┌────────

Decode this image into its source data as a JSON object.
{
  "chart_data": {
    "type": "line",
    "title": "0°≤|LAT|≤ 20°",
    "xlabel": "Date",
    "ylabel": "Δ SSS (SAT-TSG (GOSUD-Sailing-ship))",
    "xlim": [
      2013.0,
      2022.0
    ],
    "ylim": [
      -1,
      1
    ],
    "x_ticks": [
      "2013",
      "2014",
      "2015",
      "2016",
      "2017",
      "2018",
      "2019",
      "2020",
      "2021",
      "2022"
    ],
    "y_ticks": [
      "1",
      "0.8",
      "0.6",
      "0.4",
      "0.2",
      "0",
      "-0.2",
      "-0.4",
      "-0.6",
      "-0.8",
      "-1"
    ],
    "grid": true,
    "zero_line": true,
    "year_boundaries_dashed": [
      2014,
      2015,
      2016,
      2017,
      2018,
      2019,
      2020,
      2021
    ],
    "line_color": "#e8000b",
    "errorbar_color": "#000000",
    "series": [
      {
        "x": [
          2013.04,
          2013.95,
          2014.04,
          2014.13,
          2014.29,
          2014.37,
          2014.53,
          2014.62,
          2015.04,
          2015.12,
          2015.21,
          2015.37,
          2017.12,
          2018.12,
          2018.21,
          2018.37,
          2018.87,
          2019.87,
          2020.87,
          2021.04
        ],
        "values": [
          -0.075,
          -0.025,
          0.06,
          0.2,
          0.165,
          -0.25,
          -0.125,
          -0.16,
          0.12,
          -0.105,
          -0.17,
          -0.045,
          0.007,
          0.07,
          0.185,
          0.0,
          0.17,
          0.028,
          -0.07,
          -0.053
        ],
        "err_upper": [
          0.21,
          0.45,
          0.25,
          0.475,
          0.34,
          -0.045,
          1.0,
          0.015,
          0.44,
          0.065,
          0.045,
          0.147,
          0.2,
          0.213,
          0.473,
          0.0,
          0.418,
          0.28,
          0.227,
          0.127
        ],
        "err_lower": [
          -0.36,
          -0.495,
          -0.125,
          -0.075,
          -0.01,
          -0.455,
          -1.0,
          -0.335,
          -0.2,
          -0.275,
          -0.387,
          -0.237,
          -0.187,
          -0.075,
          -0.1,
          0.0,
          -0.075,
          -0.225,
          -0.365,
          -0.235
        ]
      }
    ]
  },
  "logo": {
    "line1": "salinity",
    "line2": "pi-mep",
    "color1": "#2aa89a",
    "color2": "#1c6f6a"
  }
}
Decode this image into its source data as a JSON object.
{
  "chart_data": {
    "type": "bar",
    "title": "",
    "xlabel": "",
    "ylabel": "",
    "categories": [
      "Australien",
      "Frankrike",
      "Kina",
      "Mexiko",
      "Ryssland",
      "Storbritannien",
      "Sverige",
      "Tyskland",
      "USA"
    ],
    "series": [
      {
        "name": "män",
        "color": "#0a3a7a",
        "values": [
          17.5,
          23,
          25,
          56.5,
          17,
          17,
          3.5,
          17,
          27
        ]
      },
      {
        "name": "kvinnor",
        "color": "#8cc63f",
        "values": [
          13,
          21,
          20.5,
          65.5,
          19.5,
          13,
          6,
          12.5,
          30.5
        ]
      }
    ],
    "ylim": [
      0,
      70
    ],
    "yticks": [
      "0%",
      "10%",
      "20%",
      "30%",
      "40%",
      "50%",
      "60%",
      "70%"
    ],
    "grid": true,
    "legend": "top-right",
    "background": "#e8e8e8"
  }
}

└────────
┌────────

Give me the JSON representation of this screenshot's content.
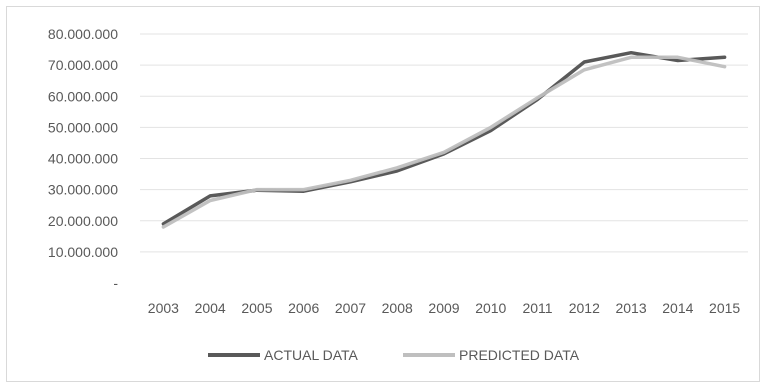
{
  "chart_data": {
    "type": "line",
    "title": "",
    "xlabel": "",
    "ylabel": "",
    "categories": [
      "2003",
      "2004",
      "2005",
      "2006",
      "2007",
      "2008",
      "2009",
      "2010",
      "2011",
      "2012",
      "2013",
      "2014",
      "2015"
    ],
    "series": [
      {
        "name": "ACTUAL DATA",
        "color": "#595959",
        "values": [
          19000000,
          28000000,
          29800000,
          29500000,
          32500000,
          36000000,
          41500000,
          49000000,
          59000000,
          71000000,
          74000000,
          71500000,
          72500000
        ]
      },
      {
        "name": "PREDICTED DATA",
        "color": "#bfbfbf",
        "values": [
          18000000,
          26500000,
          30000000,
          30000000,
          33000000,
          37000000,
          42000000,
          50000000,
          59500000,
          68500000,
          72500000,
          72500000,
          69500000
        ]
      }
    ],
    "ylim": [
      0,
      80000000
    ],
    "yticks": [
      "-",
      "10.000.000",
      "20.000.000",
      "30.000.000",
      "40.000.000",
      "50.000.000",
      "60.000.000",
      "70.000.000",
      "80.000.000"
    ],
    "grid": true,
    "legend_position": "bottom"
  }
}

└────────

▶ **Work to complete**
Find the word "name" in the data and show each line that holds it.

▶ **Answer to this task**
        "name": "män",
        "name": "kvinnor",
        "name": "ACTUAL DATA",
        "name": "PREDICTED DATA",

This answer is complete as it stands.